PROBLEM DETAILS :: Take each line of the entries below that contains "Midship" and copy it.

(Beginning of RECORDS PROVIDED)

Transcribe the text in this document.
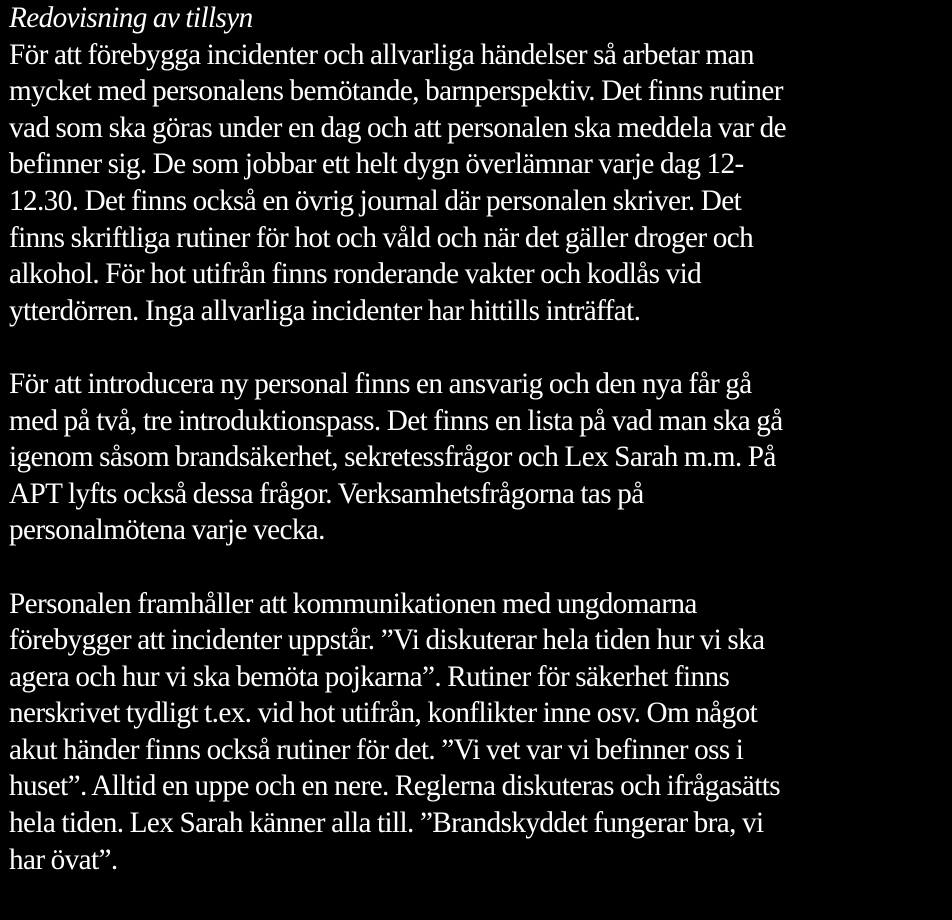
Redovisning av tillsyn
För att förebygga incidenter och allvarliga händelser så arbetar man
mycket med personalens bemötande, barnperspektiv. Det finns rutiner
vad som ska göras under en dag och att personalen ska meddela var de
befinner sig. De som jobbar ett helt dygn överlämnar varje dag 12-
12.30. Det finns också en övrig journal där personalen skriver. Det
finns skriftliga rutiner för hot och våld och när det gäller droger och
alkohol. För hot utifrån finns ronderande vakter och kodlås vid
ytterdörren. Inga allvarliga incidenter har hittills inträffat.
För att introducera ny personal finns en ansvarig och den nya får gå
med på två, tre introduktionspass. Det finns en lista på vad man ska gå
igenom såsom brandsäkerhet, sekretessfrågor och Lex Sarah m.m. På
APT lyfts också dessa frågor. Verksamhetsfrågorna tas på
personalmötena varje vecka.
Personalen framhåller att kommunikationen med ungdomarna
förebygger att incidenter uppstår. ”Vi diskuterar hela tiden hur vi ska
agera och hur vi ska bemöta pojkarna”. Rutiner för säkerhet finns
nerskrivet tydligt t.ex. vid hot utifrån, konflikter inne osv. Om något
akut händer finns också rutiner för det. ”Vi vet var vi befinner oss i
huset”. Alltid en uppe och en nere. Reglerna diskuteras och ifrågasätts
hela tiden. Lex Sarah känner alla till. ”Brandskyddet fungerar bra, vi
har övat”.
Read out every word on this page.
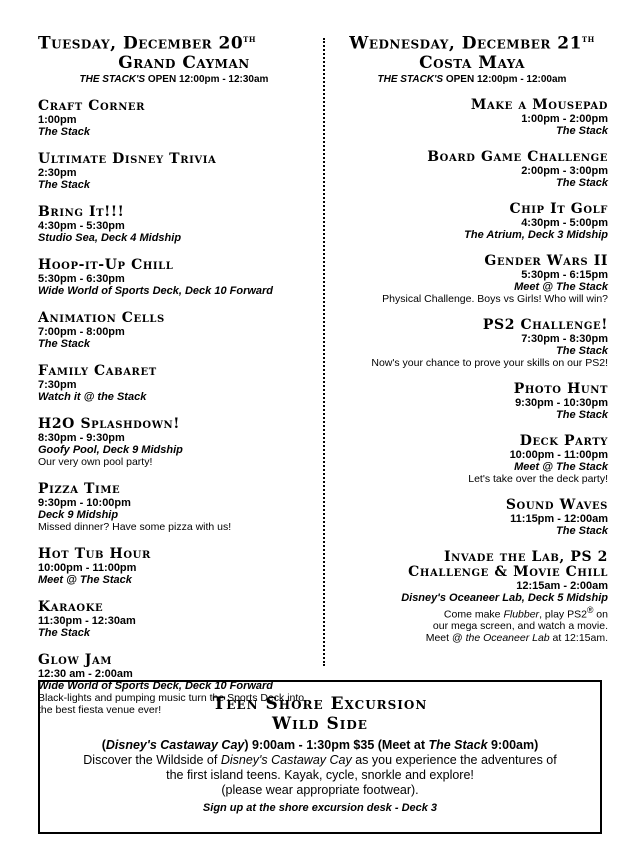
Tuesday, December 20th
Grand Cayman
THE STACK'S OPEN 12:00pm - 12:30am
Craft Corner
1:00pm
The Stack
Ultimate Disney Trivia
2:30pm
The Stack
Bring It!!!
4:30pm - 5:30pm
Studio Sea, Deck 4 Midship
Hoop-it-Up Chill
5:30pm - 6:30pm
Wide World of Sports Deck, Deck 10 Forward
Animation Cells
7:00pm - 8:00pm
The Stack
Family Cabaret
7:30pm
Watch it @ the Stack
H2O Splashdown!
8:30pm - 9:30pm
Goofy Pool, Deck 9 Midship
Our very own pool party!
Pizza Time
9:30pm - 10:00pm
Deck 9 Midship
Missed dinner? Have some pizza with us!
Hot Tub Hour
10:00pm - 11:00pm
Meet @ The Stack
Karaoke
11:30pm - 12:30am
The Stack
Glow Jam
12:30 am - 2:00am
Wide World of Sports Deck, Deck 10 Forward
Black-lights and pumping music turn the Sports Deck into the best fiesta venue ever!
Wednesday, December 21th
Costa Maya
THE STACK'S OPEN 12:00pm - 12:00am
Make a Mousepad
1:00pm - 2:00pm
The Stack
Board Game Challenge
2:00pm - 3:00pm
The Stack
Chip It Golf
4:30pm - 5:00pm
The Atrium, Deck 3 Midship
Gender Wars II
5:30pm - 6:15pm
Meet @ The Stack
Physical Challenge. Boys vs Girls! Who will win?
PS2 Challenge!
7:30pm - 8:30pm
The Stack
Now's your chance to prove your skills on our PS2!
Photo Hunt
9:30pm - 10:30pm
The Stack
Deck Party
10:00pm - 11:00pm
Meet @ The Stack
Let's take over the deck party!
Sound Waves
11:15pm - 12:00am
The Stack
Invade the Lab, PS 2
Challenge & Movie Chill
12:15am - 2:00am
Disney's Oceaneer Lab, Deck 5 Midship
Come make Flubber, play PS2® on
our mega screen, and watch a movie.
Meet @ the Oceaneer Lab at 12:15am.
Teen Shore Excursion
Wild Side
(Disney's Castaway Cay) 9:00am - 1:30pm $35 (Meet at The Stack 9:00am)
Discover the Wildside of Disney's Castaway Cay as you experience the adventures of
the first island teens. Kayak, cycle, snorkle and explore!
(please wear appropriate footwear).
Sign up at the shore excursion desk - Deck 3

(End of RECORDS PROVIDED)

ANSWER BOX ::
Studio Sea, Deck 4 Midship
Goofy Pool, Deck 9 Midship
Deck 9 Midship
The Atrium, Deck 3 Midship
Disney's Oceaneer Lab, Deck 5 Midship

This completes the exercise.